Stored items from a collection:
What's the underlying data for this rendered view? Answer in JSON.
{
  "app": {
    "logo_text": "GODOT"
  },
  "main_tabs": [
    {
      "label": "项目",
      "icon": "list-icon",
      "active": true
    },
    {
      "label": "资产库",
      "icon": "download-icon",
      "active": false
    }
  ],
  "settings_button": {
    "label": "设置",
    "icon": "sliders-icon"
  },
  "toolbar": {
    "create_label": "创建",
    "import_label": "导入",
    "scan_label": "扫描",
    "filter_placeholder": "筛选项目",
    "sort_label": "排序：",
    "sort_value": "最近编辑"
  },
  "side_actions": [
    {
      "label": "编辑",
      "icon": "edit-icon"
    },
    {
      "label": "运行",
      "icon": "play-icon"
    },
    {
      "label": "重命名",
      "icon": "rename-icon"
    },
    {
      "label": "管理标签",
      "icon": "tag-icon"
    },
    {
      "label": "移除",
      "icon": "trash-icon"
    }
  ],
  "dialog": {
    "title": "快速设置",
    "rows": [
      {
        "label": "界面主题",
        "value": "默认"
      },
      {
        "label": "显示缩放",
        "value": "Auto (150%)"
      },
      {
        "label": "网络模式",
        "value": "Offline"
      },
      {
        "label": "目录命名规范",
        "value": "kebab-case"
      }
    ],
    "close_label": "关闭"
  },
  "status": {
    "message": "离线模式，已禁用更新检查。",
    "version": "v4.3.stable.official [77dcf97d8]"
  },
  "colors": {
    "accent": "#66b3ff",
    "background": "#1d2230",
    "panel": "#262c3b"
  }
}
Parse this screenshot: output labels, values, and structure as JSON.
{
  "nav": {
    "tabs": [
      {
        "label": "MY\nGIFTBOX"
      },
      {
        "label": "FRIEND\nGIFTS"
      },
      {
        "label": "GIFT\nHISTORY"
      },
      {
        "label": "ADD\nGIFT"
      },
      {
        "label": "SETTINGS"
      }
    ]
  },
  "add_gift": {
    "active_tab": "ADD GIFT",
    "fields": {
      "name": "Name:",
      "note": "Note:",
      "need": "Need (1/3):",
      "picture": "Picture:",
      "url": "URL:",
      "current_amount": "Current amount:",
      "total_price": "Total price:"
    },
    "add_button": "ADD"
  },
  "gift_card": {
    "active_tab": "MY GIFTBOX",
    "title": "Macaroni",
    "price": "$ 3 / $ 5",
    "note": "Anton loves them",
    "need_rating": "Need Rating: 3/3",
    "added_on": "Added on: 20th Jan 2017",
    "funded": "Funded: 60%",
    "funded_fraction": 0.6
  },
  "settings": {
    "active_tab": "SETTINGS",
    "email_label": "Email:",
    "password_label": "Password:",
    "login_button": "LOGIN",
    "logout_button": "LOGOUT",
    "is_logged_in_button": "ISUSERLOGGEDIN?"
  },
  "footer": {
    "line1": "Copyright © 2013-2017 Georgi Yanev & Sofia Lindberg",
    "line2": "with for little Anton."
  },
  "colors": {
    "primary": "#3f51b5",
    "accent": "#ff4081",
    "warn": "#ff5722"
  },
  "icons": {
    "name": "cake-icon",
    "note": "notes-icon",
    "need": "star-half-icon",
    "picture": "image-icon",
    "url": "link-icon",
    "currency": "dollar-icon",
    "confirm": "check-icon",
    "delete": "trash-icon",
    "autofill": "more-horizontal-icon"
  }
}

* [PROBLEM STATEMENT]
Extract the whole listing, character for character.

* [REPLY TO THE TASK]
What's the underlying data for this rendered view? Answer in JSON.
{
  "app": {
    "logo_text": "GODOT"
  },
  "main_tabs": [
    {
      "label": "项目",
      "icon": "list-icon",
      "active": true
    },
    {
      "label": "资产库",
      "icon": "download-icon",
      "active": false
    }
  ],
  "settings_button": {
    "label": "设置",
    "icon": "sliders-icon"
  },
  "toolbar": {
    "create_label": "创建",
    "import_label": "导入",
    "scan_label": "扫描",
    "filter_placeholder": "筛选项目",
    "sort_label": "排序：",
    "sort_value": "最近编辑"
  },
  "side_actions": [
    {
      "label": "编辑",
      "icon": "edit-icon"
    },
    {
      "label": "运行",
      "icon": "play-icon"
    },
    {
      "label": "重命名",
      "icon": "rename-icon"
    },
    {
      "label": "管理标签",
      "icon": "tag-icon"
    },
    {
      "label": "移除",
      "icon": "trash-icon"
    }
  ],
  "dialog": {
    "title": "快速设置",
    "rows": [
      {
        "label": "界面主题",
        "value": "默认"
      },
      {
        "label": "显示缩放",
        "value": "Auto (150%)"
      },
      {
        "label": "网络模式",
        "value": "Offline"
      },
      {
        "label": "目录命名规范",
        "value": "kebab-case"
      }
    ],
    "close_label": "关闭"
  },
  "status": {
    "message": "离线模式，已禁用更新检查。",
    "version": "v4.3.stable.official [77dcf97d8]"
  },
  "colors": {
    "accent": "#66b3ff",
    "background": "#1d2230",
    "panel": "#262c3b"
  }
}
Parse this screenshot: output labels, values, and structure as JSON.
{
  "nav": {
    "tabs": [
      {
        "label": "MY\nGIFTBOX"
      },
      {
        "label": "FRIEND\nGIFTS"
      },
      {
        "label": "GIFT\nHISTORY"
      },
      {
        "label": "ADD\nGIFT"
      },
      {
        "label": "SETTINGS"
      }
    ]
  },
  "add_gift": {
    "active_tab": "ADD GIFT",
    "fields": {
      "name": "Name:",
      "note": "Note:",
      "need": "Need (1/3):",
      "picture": "Picture:",
      "url": "URL:",
      "current_amount": "Current amount:",
      "total_price": "Total price:"
    },
    "add_button": "ADD"
  },
  "gift_card": {
    "active_tab": "MY GIFTBOX",
    "title": "Macaroni",
    "price": "$ 3 / $ 5",
    "note": "Anton loves them",
    "need_rating": "Need Rating: 3/3",
    "added_on": "Added on: 20th Jan 2017",
    "funded": "Funded: 60%",
    "funded_fraction": 0.6
  },
  "settings": {
    "active_tab": "SETTINGS",
    "email_label": "Email:",
    "password_label": "Password:",
    "login_button": "LOGIN",
    "logout_button": "LOGOUT",
    "is_logged_in_button": "ISUSERLOGGEDIN?"
  },
  "footer": {
    "line1": "Copyright © 2013-2017 Georgi Yanev & Sofia Lindberg",
    "line2": "with for little Anton."
  },
  "colors": {
    "primary": "#3f51b5",
    "accent": "#ff4081",
    "warn": "#ff5722"
  },
  "icons": {
    "name": "cake-icon",
    "note": "notes-icon",
    "need": "star-half-icon",
    "picture": "image-icon",
    "url": "link-icon",
    "currency": "dollar-icon",
    "confirm": "check-icon",
    "delete": "trash-icon",
    "autofill": "more-horizontal-icon"
  }
}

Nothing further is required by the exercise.